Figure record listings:
● ● ● ● ● ● ●

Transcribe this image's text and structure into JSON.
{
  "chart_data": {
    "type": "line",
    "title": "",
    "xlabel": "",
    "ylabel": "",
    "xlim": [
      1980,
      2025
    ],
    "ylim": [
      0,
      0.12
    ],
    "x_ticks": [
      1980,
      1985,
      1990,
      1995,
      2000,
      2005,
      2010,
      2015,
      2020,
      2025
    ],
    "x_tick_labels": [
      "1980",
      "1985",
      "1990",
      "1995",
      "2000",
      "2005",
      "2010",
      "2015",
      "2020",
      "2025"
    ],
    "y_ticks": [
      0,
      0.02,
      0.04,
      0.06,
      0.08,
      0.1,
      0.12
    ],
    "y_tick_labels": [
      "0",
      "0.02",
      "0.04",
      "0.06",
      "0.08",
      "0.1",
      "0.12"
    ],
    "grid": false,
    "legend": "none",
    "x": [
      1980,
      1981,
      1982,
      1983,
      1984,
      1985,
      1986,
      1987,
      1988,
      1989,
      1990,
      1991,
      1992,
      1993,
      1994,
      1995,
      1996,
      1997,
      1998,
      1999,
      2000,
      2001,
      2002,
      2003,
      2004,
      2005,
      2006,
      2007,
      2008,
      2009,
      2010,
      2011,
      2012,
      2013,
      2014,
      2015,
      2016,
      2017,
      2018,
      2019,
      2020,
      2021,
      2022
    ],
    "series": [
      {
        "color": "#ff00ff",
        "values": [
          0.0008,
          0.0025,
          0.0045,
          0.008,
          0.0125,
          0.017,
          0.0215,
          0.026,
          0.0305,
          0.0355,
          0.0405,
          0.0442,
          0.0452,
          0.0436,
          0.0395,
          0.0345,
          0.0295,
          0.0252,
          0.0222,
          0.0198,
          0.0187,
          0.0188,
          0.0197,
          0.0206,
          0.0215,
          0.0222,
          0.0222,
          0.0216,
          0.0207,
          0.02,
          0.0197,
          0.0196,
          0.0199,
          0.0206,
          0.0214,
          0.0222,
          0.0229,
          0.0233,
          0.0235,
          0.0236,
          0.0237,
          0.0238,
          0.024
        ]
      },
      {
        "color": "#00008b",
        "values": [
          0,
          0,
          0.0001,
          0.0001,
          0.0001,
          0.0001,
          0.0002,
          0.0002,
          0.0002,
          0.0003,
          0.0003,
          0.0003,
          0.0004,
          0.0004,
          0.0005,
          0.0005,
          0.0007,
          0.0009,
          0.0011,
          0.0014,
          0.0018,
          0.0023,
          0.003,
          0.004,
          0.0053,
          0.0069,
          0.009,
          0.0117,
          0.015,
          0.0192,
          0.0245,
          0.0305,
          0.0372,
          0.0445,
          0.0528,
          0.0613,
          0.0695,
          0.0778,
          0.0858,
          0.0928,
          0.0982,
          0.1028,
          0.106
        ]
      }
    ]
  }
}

● ● ● ● ● ● ●

▶ _Objective_
Reproduce the material verbatim, line by line.

▶ _Answer to the exercise_
Transcribe this image's text and structure into JSON.
{
  "chart_data": {
    "type": "line",
    "title": "",
    "xlabel": "",
    "ylabel": "",
    "xlim": [
      1980,
      2025
    ],
    "ylim": [
      0,
      0.12
    ],
    "x_ticks": [
      1980,
      1985,
      1990,
      1995,
      2000,
      2005,
      2010,
      2015,
      2020,
      2025
    ],
    "x_tick_labels": [
      "1980",
      "1985",
      "1990",
      "1995",
      "2000",
      "2005",
      "2010",
      "2015",
      "2020",
      "2025"
    ],
    "y_ticks": [
      0,
      0.02,
      0.04,
      0.06,
      0.08,
      0.1,
      0.12
    ],
    "y_tick_labels": [
      "0",
      "0.02",
      "0.04",
      "0.06",
      "0.08",
      "0.1",
      "0.12"
    ],
    "grid": false,
    "legend": "none",
    "x": [
      1980,
      1981,
      1982,
      1983,
      1984,
      1985,
      1986,
      1987,
      1988,
      1989,
      1990,
      1991,
      1992,
      1993,
      1994,
      1995,
      1996,
      1997,
      1998,
      1999,
      2000,
      2001,
      2002,
      2003,
      2004,
      2005,
      2006,
      2007,
      2008,
      2009,
      2010,
      2011,
      2012,
      2013,
      2014,
      2015,
      2016,
      2017,
      2018,
      2019,
      2020,
      2021,
      2022
    ],
    "series": [
      {
        "color": "#ff00ff",
        "values": [
          0.0008,
          0.0025,
          0.0045,
          0.008,
          0.0125,
          0.017,
          0.0215,
          0.026,
          0.0305,
          0.0355,
          0.0405,
          0.0442,
          0.0452,
          0.0436,
          0.0395,
          0.0345,
          0.0295,
          0.0252,
          0.0222,
          0.0198,
          0.0187,
          0.0188,
          0.0197,
          0.0206,
          0.0215,
          0.0222,
          0.0222,
          0.0216,
          0.0207,
          0.02,
          0.0197,
          0.0196,
          0.0199,
          0.0206,
          0.0214,
          0.0222,
          0.0229,
          0.0233,
          0.0235,
          0.0236,
          0.0237,
          0.0238,
          0.024
        ]
      },
      {
        "color": "#00008b",
        "values": [
          0,
          0,
          0.0001,
          0.0001,
          0.0001,
          0.0001,
          0.0002,
          0.0002,
          0.0002,
          0.0003,
          0.0003,
          0.0003,
          0.0004,
          0.0004,
          0.0005,
          0.0005,
          0.0007,
          0.0009,
          0.0011,
          0.0014,
          0.0018,
          0.0023,
          0.003,
          0.004,
          0.0053,
          0.0069,
          0.009,
          0.0117,
          0.015,
          0.0192,
          0.0245,
          0.0305,
          0.0372,
          0.0445,
          0.0528,
          0.0613,
          0.0695,
          0.0778,
          0.0858,
          0.0928,
          0.0982,
          0.1028,
          0.106
        ]
      }
    ]
  }
}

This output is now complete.